Excerpt:
Why “Jingle Bells” Is Such An Odd Christmas Song
By Ken Zurski
Besides the wintry scene, snow and sleigh, there isn’t much Christmas spirit in the song “Jingle Bells.” In fact the word Christmas, Santa or anything else holiday related isn’t included in the song at all. It’s about sleigh riding, more or less. More specifically, it’s about sleigh racing. After all, “dashing through the snow” didn’t mean taking a leisurely ride through the countryside. Oh and the bells, the “jingle bells,” they were there for a specific reason too.
Like many traditional Christmas songs, “Jingle Bells” has a strange and fascinating history. Even the first arrangement, which was less upbeat, is different than the one we hear today. Still it has a somewhat festive tone. So much so that early on, it is said, “Jingle Bells” was a used as a party song, featured in drinking establishments, and sung by drunkards who would clink their glasses like bells when the word was mentioned.
This is not too difficult to imagine, since the song was written in the 1850’s, presumably inside a tavern. James Lord Pierpoint, a New Englander is credited with authoring “Jingle Bells.” Some suggest he wrote it in honor of the Thanksgiving feast rather than Christmas, which is unlikely on both counts. After all, how many carols were being written specifically about Thanksgiving?
Roger Lee Hall, a New England based music preservationist, does not refute or confirm the Thanksgiving theory only reiterates that Pierpoint may have written the song around or for Thanksgiving, but certainly not about it (although some may argue the song is about traveling). But like the lack of any Christmas themes, the song does not invoke the spirit of food or sharing – only a time and place. So at least the snow fits, especially in the upper east. In this case, Medford, Massachusetts.

Written exercise:
Pick up the "Jingle Bells" article from the point where it stops and continue it.

[Box annotation data]
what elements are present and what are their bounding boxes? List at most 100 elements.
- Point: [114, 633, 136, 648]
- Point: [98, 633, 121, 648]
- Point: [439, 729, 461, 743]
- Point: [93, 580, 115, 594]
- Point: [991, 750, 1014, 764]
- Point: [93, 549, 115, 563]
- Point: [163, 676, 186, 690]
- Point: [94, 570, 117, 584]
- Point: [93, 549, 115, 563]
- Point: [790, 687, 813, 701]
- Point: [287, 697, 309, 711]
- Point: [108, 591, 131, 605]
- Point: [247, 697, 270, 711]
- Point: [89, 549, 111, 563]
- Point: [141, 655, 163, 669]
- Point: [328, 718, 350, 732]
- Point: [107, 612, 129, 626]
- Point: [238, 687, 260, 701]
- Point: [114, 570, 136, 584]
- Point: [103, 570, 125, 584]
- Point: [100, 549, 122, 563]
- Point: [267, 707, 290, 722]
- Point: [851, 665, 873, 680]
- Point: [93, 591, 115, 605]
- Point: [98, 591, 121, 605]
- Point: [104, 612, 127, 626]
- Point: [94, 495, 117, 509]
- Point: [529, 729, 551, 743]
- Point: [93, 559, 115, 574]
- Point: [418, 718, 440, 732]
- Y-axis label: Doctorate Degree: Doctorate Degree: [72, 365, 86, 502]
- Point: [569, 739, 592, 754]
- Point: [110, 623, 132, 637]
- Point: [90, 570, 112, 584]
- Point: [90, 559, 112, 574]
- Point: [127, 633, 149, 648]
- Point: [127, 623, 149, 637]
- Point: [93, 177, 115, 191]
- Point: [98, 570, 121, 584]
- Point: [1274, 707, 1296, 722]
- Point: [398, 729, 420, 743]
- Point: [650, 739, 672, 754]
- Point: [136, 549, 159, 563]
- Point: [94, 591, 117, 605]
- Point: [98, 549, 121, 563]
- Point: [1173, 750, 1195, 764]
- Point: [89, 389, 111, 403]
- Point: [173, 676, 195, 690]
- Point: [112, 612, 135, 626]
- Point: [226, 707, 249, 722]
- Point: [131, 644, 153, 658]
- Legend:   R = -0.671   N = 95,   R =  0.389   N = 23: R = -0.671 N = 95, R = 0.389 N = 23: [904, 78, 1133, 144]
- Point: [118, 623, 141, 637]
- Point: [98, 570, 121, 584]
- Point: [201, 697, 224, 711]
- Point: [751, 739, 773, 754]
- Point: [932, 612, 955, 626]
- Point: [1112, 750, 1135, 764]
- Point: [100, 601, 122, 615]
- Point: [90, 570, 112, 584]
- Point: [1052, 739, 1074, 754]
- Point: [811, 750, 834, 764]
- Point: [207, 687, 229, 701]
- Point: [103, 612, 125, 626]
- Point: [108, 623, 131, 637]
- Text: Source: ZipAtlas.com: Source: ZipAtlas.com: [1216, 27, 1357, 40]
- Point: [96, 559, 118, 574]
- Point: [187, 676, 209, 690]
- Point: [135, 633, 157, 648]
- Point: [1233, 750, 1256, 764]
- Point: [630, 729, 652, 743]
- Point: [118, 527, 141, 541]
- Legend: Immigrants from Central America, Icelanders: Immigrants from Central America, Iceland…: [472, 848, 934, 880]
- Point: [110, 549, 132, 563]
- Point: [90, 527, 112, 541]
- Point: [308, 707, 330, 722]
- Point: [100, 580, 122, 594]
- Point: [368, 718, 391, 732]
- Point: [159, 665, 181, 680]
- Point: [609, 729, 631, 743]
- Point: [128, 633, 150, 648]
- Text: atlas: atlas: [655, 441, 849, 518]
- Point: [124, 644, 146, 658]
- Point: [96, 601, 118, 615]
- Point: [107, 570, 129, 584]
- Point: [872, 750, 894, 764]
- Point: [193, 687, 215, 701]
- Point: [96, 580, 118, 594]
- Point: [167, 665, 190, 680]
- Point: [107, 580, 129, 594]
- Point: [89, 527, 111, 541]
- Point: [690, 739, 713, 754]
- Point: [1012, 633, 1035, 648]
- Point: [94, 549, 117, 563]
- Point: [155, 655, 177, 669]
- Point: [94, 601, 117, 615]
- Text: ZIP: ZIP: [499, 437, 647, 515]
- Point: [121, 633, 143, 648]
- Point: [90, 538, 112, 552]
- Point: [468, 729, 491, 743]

Answer for this exercise:
It’s also been reported to have been written for the Sunday Choir since Pierpoint was the son of a minister. But as others point out, the song may have been too “racy” for a church, even though by today’s standards it hardly warrants such distinction.
Obviously we don’t hear the “racy” stuff in the modern version of “Jingle Bells,” since many of the original lyrics and several verses are eliminated completely. Only the first and familiar verse of the song is heard and usually repeated several times:
Dashing through the snow
In a one-horse open sleigh
O’er the fields we go
Laughing all the way
Bells on bobtail ring
Making spirits bright
What fun it is to ride and sing
A sleighing song tonight!
In one unfamiliar verse, the rider and his guest, a woman friend named “Fanny Bright,” get upended, or “up sot” (meaning capsized) by a skittish horse:
The horse was lean and lank
Misfortune seemed his lot
He got into a drifted bank
And then we got upsot.
In another verse, a similar mishap is ridiculed by a passerby:
A gent was riding by
In a one-horse open sleigh,
He laughed as there I sprawling lie,
But quickly drove away.
The chorus is then sung similar to what we know it today:
Jingle bells, jingle bells,
Jingle all the way;
Oh! what joy it is to ride
In a one-horse open sleigh.
(The word Joy was eventually replaced by “fun” in later versions.)
The last verse references the races:
Just get a bobtailed bay
Two forty as his speed
Hitch him to an open sleigh
And crack! you’ll take the lead.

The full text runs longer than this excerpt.